◆ **WHAT YOU WILL DO**
Copy every line of the records below word for word, leaving out the pictures.

[start of INFORMATION GIVEN]

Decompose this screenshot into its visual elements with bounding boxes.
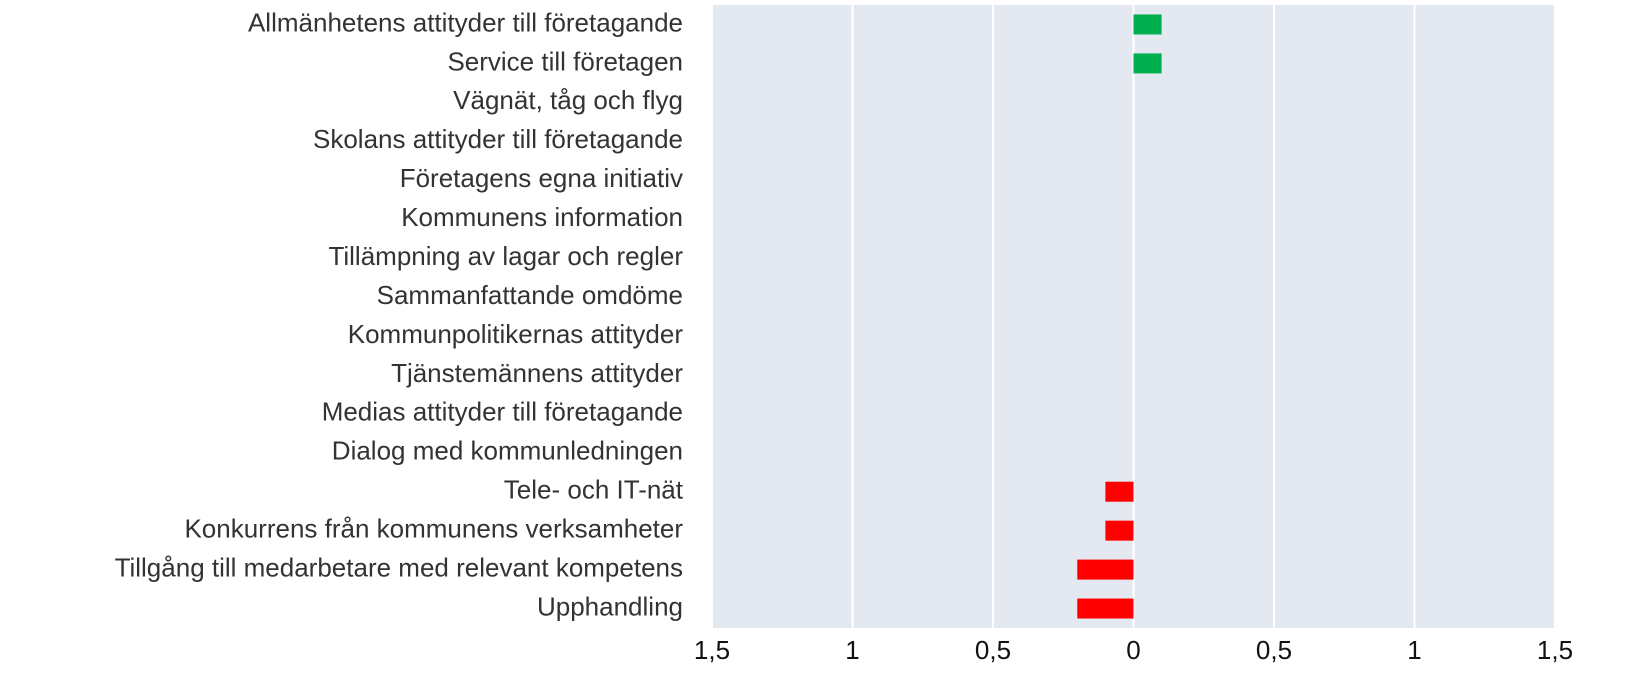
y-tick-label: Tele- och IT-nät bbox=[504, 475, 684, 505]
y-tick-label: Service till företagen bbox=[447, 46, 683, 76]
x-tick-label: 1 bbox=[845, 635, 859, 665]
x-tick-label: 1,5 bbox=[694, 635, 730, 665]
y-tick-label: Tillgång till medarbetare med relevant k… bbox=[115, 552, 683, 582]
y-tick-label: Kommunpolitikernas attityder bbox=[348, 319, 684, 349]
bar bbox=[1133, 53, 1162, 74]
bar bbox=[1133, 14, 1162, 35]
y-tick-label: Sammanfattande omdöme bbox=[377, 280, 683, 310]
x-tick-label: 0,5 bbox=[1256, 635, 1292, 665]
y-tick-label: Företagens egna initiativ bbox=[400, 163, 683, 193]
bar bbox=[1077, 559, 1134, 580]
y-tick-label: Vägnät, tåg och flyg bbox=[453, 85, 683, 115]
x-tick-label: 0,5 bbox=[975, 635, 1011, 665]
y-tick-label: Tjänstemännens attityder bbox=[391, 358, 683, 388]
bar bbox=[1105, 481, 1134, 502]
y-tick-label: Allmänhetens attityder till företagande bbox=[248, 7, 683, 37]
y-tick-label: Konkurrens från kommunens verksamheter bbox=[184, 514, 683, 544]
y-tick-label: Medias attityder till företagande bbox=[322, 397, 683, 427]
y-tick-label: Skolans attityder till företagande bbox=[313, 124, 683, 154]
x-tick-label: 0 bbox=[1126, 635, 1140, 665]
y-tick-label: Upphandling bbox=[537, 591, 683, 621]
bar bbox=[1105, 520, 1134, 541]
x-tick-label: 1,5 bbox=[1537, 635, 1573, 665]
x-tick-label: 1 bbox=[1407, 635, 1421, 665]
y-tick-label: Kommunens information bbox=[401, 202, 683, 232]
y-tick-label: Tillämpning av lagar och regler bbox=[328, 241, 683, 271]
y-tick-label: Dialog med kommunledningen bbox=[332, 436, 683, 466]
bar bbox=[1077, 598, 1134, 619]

[end of INFORMATION GIVEN]

◆ **COMPLETE RESPONSE**
Decompose this screenshot into its visual elements with bounding boxes.
y-tick-label: Tele- och IT-nät bbox=[504, 475, 684, 505]
y-tick-label: Service till företagen bbox=[447, 46, 683, 76]
x-tick-label: 1 bbox=[845, 635, 859, 665]
x-tick-label: 1,5 bbox=[694, 635, 730, 665]
y-tick-label: Tillgång till medarbetare med relevant k… bbox=[115, 552, 683, 582]
y-tick-label: Kommunpolitikernas attityder bbox=[348, 319, 684, 349]
bar bbox=[1133, 53, 1162, 74]
bar bbox=[1133, 14, 1162, 35]
y-tick-label: Sammanfattande omdöme bbox=[377, 280, 683, 310]
x-tick-label: 0,5 bbox=[1256, 635, 1292, 665]
y-tick-label: Företagens egna initiativ bbox=[400, 163, 683, 193]
bar bbox=[1077, 559, 1134, 580]
y-tick-label: Vägnät, tåg och flyg bbox=[453, 85, 683, 115]
x-tick-label: 0,5 bbox=[975, 635, 1011, 665]
y-tick-label: Tjänstemännens attityder bbox=[391, 358, 683, 388]
bar bbox=[1105, 481, 1134, 502]
y-tick-label: Allmänhetens attityder till företagande bbox=[248, 7, 683, 37]
y-tick-label: Konkurrens från kommunens verksamheter bbox=[184, 514, 683, 544]
y-tick-label: Medias attityder till företagande bbox=[322, 397, 683, 427]
y-tick-label: Skolans attityder till företagande bbox=[313, 124, 683, 154]
x-tick-label: 0 bbox=[1126, 635, 1140, 665]
y-tick-label: Upphandling bbox=[537, 591, 683, 621]
bar bbox=[1105, 520, 1134, 541]
x-tick-label: 1,5 bbox=[1537, 635, 1573, 665]
x-tick-label: 1 bbox=[1407, 635, 1421, 665]
y-tick-label: Kommunens information bbox=[401, 202, 683, 232]
y-tick-label: Tillämpning av lagar och regler bbox=[328, 241, 683, 271]
y-tick-label: Dialog med kommunledningen bbox=[332, 436, 683, 466]
bar bbox=[1077, 598, 1134, 619]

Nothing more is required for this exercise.